YOUR OBJECTIVE: Search the material below for the word "marker". Copy every line that has it.

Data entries
## begin
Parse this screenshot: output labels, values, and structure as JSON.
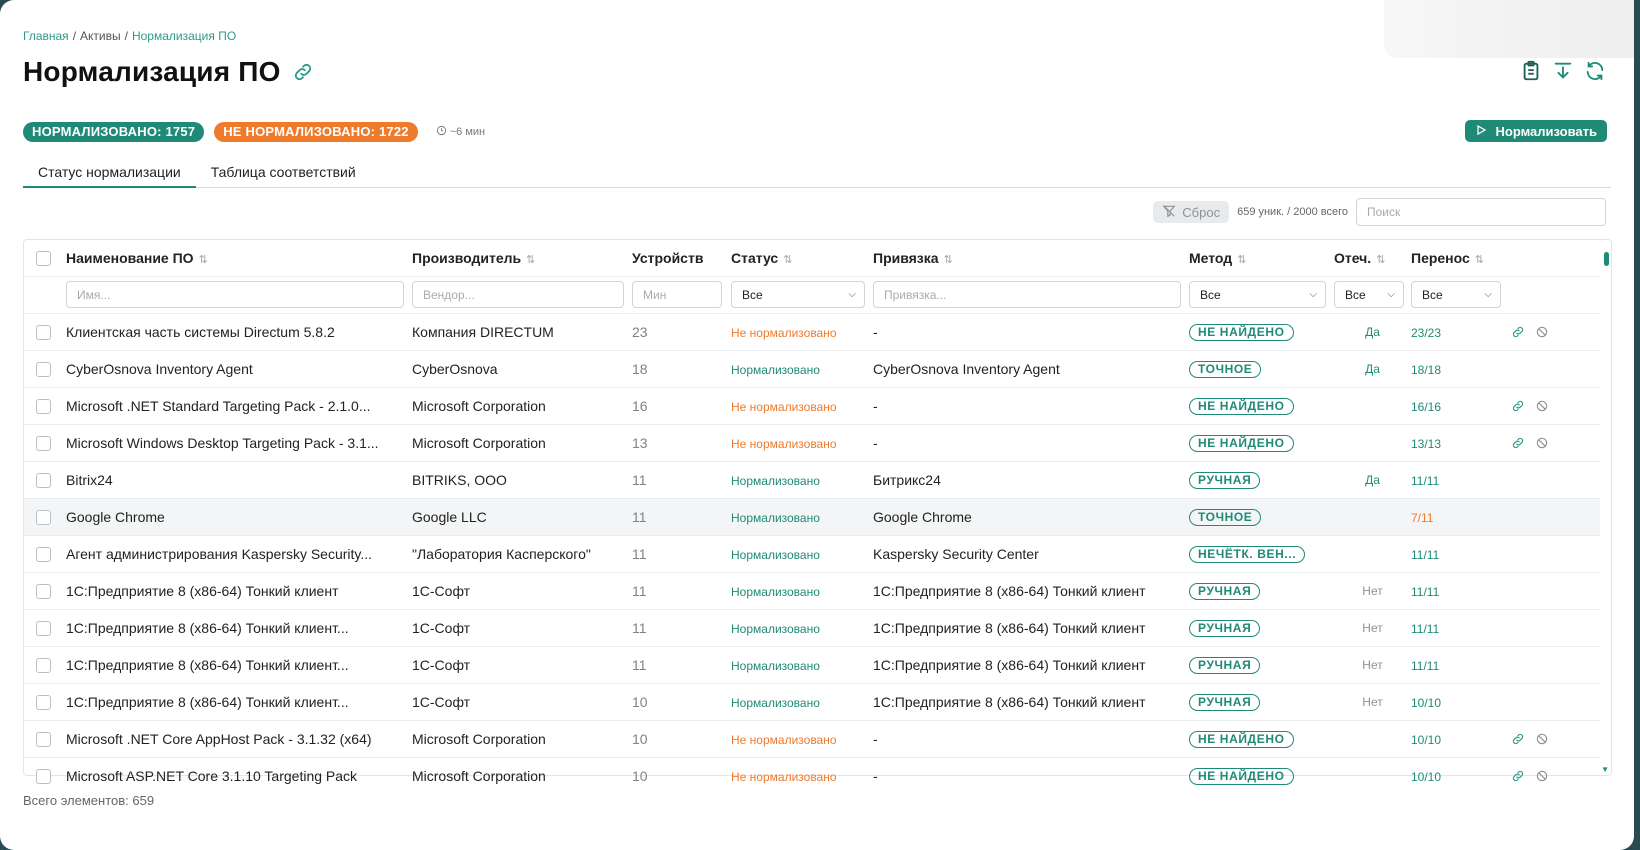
{
  "breadcrumb": {
    "items": [
      "Главная",
      "Активы",
      "Нормализация ПО"
    ],
    "separator": "/"
  },
  "page": {
    "title": "Нормализация ПО"
  },
  "summary": {
    "normalized": "НОРМАЛИЗОВАНО: 1757",
    "not_normalized": "НЕ НОРМАЛИЗОВАНО: 1722",
    "eta": "~6 мин"
  },
  "actions": {
    "normalize": "Нормализовать"
  },
  "tabs": [
    {
      "label": "Статус нормализации",
      "active": true
    },
    {
      "label": "Таблица соответствий",
      "active": false
    }
  ],
  "toolbar": {
    "reset": "Сброс",
    "counts": "659 уник. / 2000 всего",
    "search_placeholder": "Поиск"
  },
  "table": {
    "columns": [
      "Наименование ПО",
      "Производитель",
      "Устройств",
      "Статус",
      "Привязка",
      "Метод",
      "Отеч.",
      "Перенос"
    ],
    "filters": {
      "name_placeholder": "Имя...",
      "vendor_placeholder": "Вендор...",
      "min_placeholder": "Мин",
      "status_value": "Все",
      "binding_placeholder": "Привязка...",
      "method_value": "Все",
      "domestic_value": "Все",
      "transfer_value": "Все"
    },
    "rows": [
      {
        "name": "Клиентская часть системы Directum 5.8.2",
        "vendor": "Компания DIRECTUM",
        "devices": "23",
        "status": "Не нормализовано",
        "status_ok": false,
        "binding": "-",
        "method": "НЕ НАЙДЕНО",
        "domestic": "Да",
        "transfer": "23/23",
        "transfer_warn": false,
        "actions": true,
        "highlight": false
      },
      {
        "name": "CyberOsnova Inventory Agent",
        "vendor": "CyberOsnova",
        "devices": "18",
        "status": "Нормализовано",
        "status_ok": true,
        "binding": "CyberOsnova Inventory Agent",
        "method": "ТОЧНОЕ",
        "domestic": "Да",
        "transfer": "18/18",
        "transfer_warn": false,
        "actions": false,
        "highlight": false
      },
      {
        "name": "Microsoft .NET Standard Targeting Pack - 2.1.0...",
        "vendor": "Microsoft Corporation",
        "devices": "16",
        "status": "Не нормализовано",
        "status_ok": false,
        "binding": "-",
        "method": "НЕ НАЙДЕНО",
        "domestic": "",
        "transfer": "16/16",
        "transfer_warn": false,
        "actions": true,
        "highlight": false
      },
      {
        "name": "Microsoft Windows Desktop Targeting Pack - 3.1...",
        "vendor": "Microsoft Corporation",
        "devices": "13",
        "status": "Не нормализовано",
        "status_ok": false,
        "binding": "-",
        "method": "НЕ НАЙДЕНО",
        "domestic": "",
        "transfer": "13/13",
        "transfer_warn": false,
        "actions": true,
        "highlight": false
      },
      {
        "name": "Bitrix24",
        "vendor": "BITRIKS, OOO",
        "devices": "11",
        "status": "Нормализовано",
        "status_ok": true,
        "binding": "Битрикс24",
        "method": "РУЧНАЯ",
        "domestic": "Да",
        "transfer": "11/11",
        "transfer_warn": false,
        "actions": false,
        "highlight": false
      },
      {
        "name": "Google Chrome",
        "vendor": "Google LLC",
        "devices": "11",
        "status": "Нормализовано",
        "status_ok": true,
        "binding": "Google Chrome",
        "method": "ТОЧНОЕ",
        "domestic": "",
        "transfer": "7/11",
        "transfer_warn": true,
        "actions": false,
        "highlight": true
      },
      {
        "name": "Агент администрирования Kaspersky Security...",
        "vendor": "\"Лаборатория Касперского\"",
        "devices": "11",
        "status": "Нормализовано",
        "status_ok": true,
        "binding": "Kaspersky Security Center",
        "method": "НЕЧЁТК. ВЕН...",
        "domestic": "",
        "transfer": "11/11",
        "transfer_warn": false,
        "actions": false,
        "highlight": false
      },
      {
        "name": "1С:Предприятие 8 (x86-64) Тонкий клиент",
        "vendor": "1С-Софт",
        "devices": "11",
        "status": "Нормализовано",
        "status_ok": true,
        "binding": "1С:Предприятие 8 (x86-64) Тонкий клиент",
        "method": "РУЧНАЯ",
        "domestic": "Нет",
        "transfer": "11/11",
        "transfer_warn": false,
        "actions": false,
        "highlight": false
      },
      {
        "name": "1С:Предприятие 8 (x86-64) Тонкий клиент...",
        "vendor": "1С-Софт",
        "devices": "11",
        "status": "Нормализовано",
        "status_ok": true,
        "binding": "1С:Предприятие 8 (x86-64) Тонкий клиент",
        "method": "РУЧНАЯ",
        "domestic": "Нет",
        "transfer": "11/11",
        "transfer_warn": false,
        "actions": false,
        "highlight": false
      },
      {
        "name": "1С:Предприятие 8 (x86-64) Тонкий клиент...",
        "vendor": "1С-Софт",
        "devices": "11",
        "status": "Нормализовано",
        "status_ok": true,
        "binding": "1С:Предприятие 8 (x86-64) Тонкий клиент",
        "method": "РУЧНАЯ",
        "domestic": "Нет",
        "transfer": "11/11",
        "transfer_warn": false,
        "actions": false,
        "highlight": false
      },
      {
        "name": "1С:Предприятие 8 (x86-64) Тонкий клиент...",
        "vendor": "1С-Софт",
        "devices": "10",
        "status": "Нормализовано",
        "status_ok": true,
        "binding": "1С:Предприятие 8 (x86-64) Тонкий клиент",
        "method": "РУЧНАЯ",
        "domestic": "Нет",
        "transfer": "10/10",
        "transfer_warn": false,
        "actions": false,
        "highlight": false
      },
      {
        "name": "Microsoft .NET Core AppHost Pack - 3.1.32 (x64)",
        "vendor": "Microsoft Corporation",
        "devices": "10",
        "status": "Не нормализовано",
        "status_ok": false,
        "binding": "-",
        "method": "НЕ НАЙДЕНО",
        "domestic": "",
        "transfer": "10/10",
        "transfer_warn": false,
        "actions": true,
        "highlight": false
      },
      {
        "name": "Microsoft ASP.NET Core 3.1.10 Targeting Pack",
        "vendor": "Microsoft Corporation",
        "devices": "10",
        "status": "Не нормализовано",
        "status_ok": false,
        "binding": "-",
        "method": "НЕ НАЙДЕНО",
        "domestic": "",
        "transfer": "10/10",
        "transfer_warn": false,
        "actions": true,
        "highlight": false
      }
    ]
  },
  "footer": {
    "total": "Всего элементов: 659"
  },
  "colors": {
    "accent": "#1f8a76",
    "warning": "#ee7b2c",
    "muted": "#8a9398"
  },
  "icons": [
    "link-icon",
    "clipboard-icon",
    "download-icon",
    "refresh-icon",
    "clock-icon",
    "play-icon",
    "filter-off-icon",
    "chevron-down-icon",
    "block-icon",
    "sort-icon"
  ]
}
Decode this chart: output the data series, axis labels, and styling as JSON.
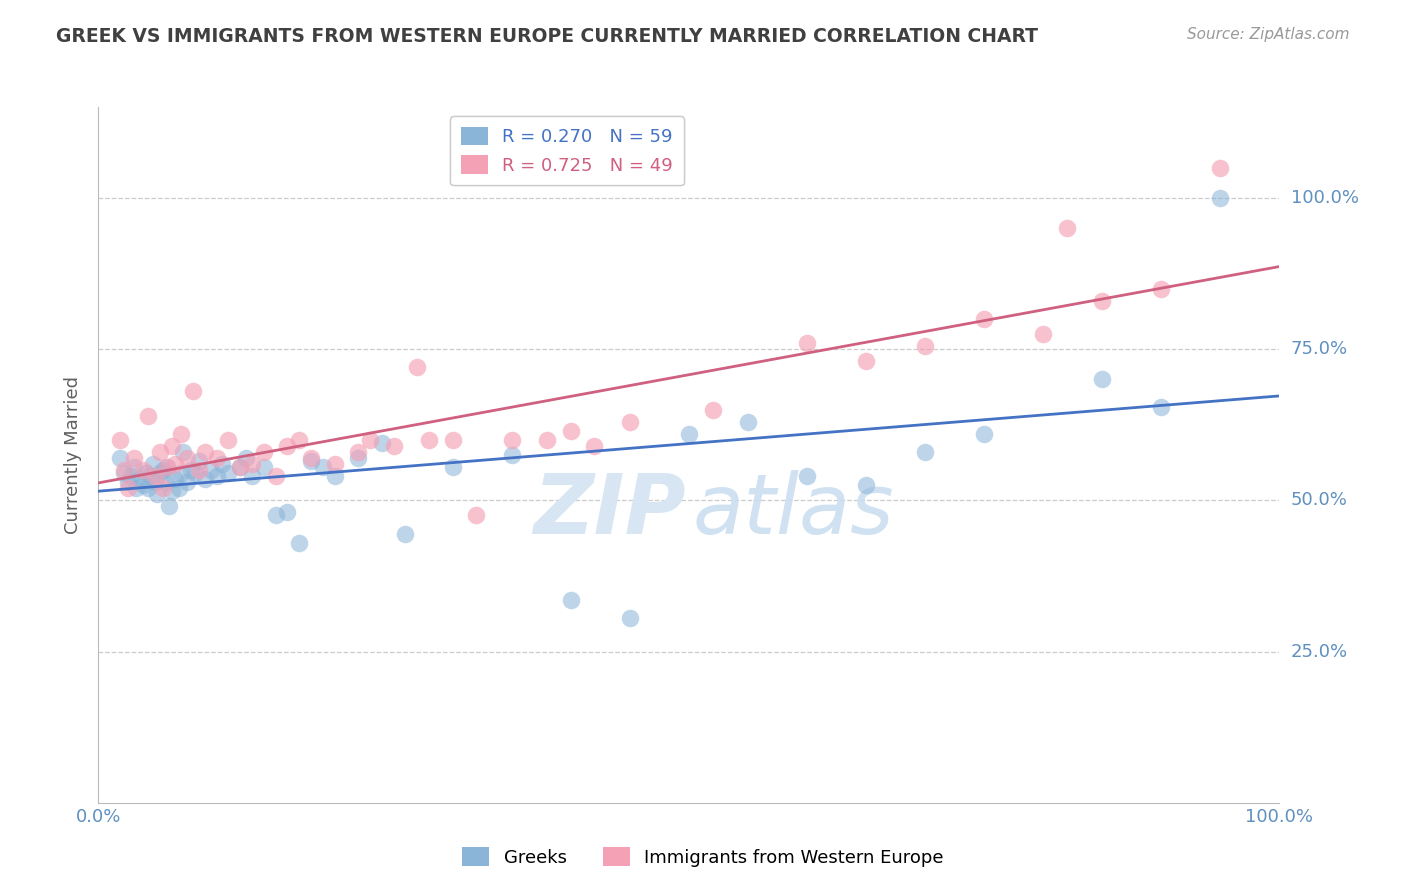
{
  "title": "GREEK VS IMMIGRANTS FROM WESTERN EUROPE CURRENTLY MARRIED CORRELATION CHART",
  "source": "Source: ZipAtlas.com",
  "ylabel": "Currently Married",
  "series1_label": "Greeks",
  "series2_label": "Immigrants from Western Europe",
  "series1_color": "#8ab4d8",
  "series2_color": "#f4a0b5",
  "series1_R": 0.27,
  "series1_N": 59,
  "series2_R": 0.725,
  "series2_N": 49,
  "series1_line_color": "#4472c4",
  "series2_line_color": "#d06080",
  "background_color": "#ffffff",
  "grid_color": "#cccccc",
  "title_color": "#404040",
  "ylabel_color": "#606060",
  "tick_label_color": "#6090c0",
  "watermark_color": "#dde8f5",
  "series1_x": [
    0.018,
    0.022,
    0.025,
    0.028,
    0.03,
    0.032,
    0.035,
    0.038,
    0.04,
    0.042,
    0.044,
    0.046,
    0.048,
    0.05,
    0.052,
    0.055,
    0.057,
    0.058,
    0.06,
    0.062,
    0.065,
    0.068,
    0.07,
    0.072,
    0.075,
    0.078,
    0.082,
    0.085,
    0.09,
    0.095,
    0.1,
    0.105,
    0.11,
    0.12,
    0.125,
    0.13,
    0.14,
    0.15,
    0.16,
    0.17,
    0.18,
    0.19,
    0.2,
    0.22,
    0.24,
    0.26,
    0.3,
    0.35,
    0.4,
    0.45,
    0.5,
    0.55,
    0.6,
    0.65,
    0.7,
    0.75,
    0.85,
    0.9,
    0.95
  ],
  "series1_y": [
    0.57,
    0.545,
    0.53,
    0.54,
    0.555,
    0.52,
    0.535,
    0.525,
    0.545,
    0.52,
    0.54,
    0.56,
    0.53,
    0.51,
    0.545,
    0.55,
    0.53,
    0.555,
    0.49,
    0.515,
    0.535,
    0.52,
    0.545,
    0.58,
    0.53,
    0.55,
    0.545,
    0.565,
    0.535,
    0.55,
    0.54,
    0.56,
    0.545,
    0.555,
    0.57,
    0.54,
    0.555,
    0.475,
    0.48,
    0.43,
    0.565,
    0.555,
    0.54,
    0.57,
    0.595,
    0.445,
    0.555,
    0.575,
    0.335,
    0.305,
    0.61,
    0.63,
    0.54,
    0.525,
    0.58,
    0.61,
    0.7,
    0.655,
    1.0
  ],
  "series2_x": [
    0.018,
    0.022,
    0.025,
    0.03,
    0.038,
    0.042,
    0.048,
    0.052,
    0.055,
    0.058,
    0.062,
    0.065,
    0.07,
    0.075,
    0.08,
    0.085,
    0.09,
    0.1,
    0.11,
    0.12,
    0.13,
    0.14,
    0.15,
    0.16,
    0.17,
    0.18,
    0.2,
    0.22,
    0.23,
    0.25,
    0.27,
    0.28,
    0.3,
    0.32,
    0.35,
    0.38,
    0.4,
    0.42,
    0.45,
    0.52,
    0.6,
    0.65,
    0.7,
    0.75,
    0.8,
    0.82,
    0.85,
    0.9,
    0.95
  ],
  "series2_y": [
    0.6,
    0.55,
    0.52,
    0.57,
    0.55,
    0.64,
    0.54,
    0.58,
    0.52,
    0.555,
    0.59,
    0.56,
    0.61,
    0.57,
    0.68,
    0.55,
    0.58,
    0.57,
    0.6,
    0.555,
    0.56,
    0.58,
    0.54,
    0.59,
    0.6,
    0.57,
    0.56,
    0.58,
    0.6,
    0.59,
    0.72,
    0.6,
    0.6,
    0.475,
    0.6,
    0.6,
    0.615,
    0.59,
    0.63,
    0.65,
    0.76,
    0.73,
    0.755,
    0.8,
    0.775,
    0.95,
    0.83,
    0.85,
    1.05
  ]
}
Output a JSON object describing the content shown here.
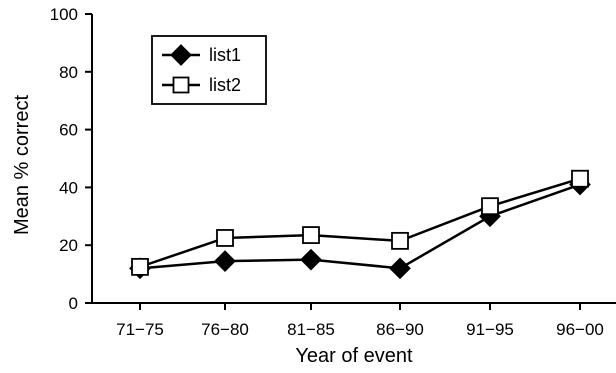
{
  "chart_data": {
    "type": "line",
    "title": "",
    "xlabel": "Year of event",
    "ylabel": "Mean % correct",
    "categories": [
      "71−75",
      "76−80",
      "81−85",
      "86−90",
      "91−95",
      "96−00"
    ],
    "ylim": [
      0,
      100
    ],
    "yticks": [
      "0",
      "20",
      "40",
      "60",
      "80",
      "100"
    ],
    "grid": false,
    "legend_position": "top-left",
    "series": [
      {
        "name": "list1",
        "marker": "filled-diamond",
        "color": "#000000",
        "values": [
          12,
          14.5,
          15,
          12,
          30,
          41
        ]
      },
      {
        "name": "list2",
        "marker": "open-square",
        "color": "#000000",
        "values": [
          12.5,
          22.5,
          23.5,
          21.5,
          33.5,
          43
        ]
      }
    ]
  }
}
## end
FINISHED ANSWER:
        "marker": "filled-diamond",
        "marker": "open-square",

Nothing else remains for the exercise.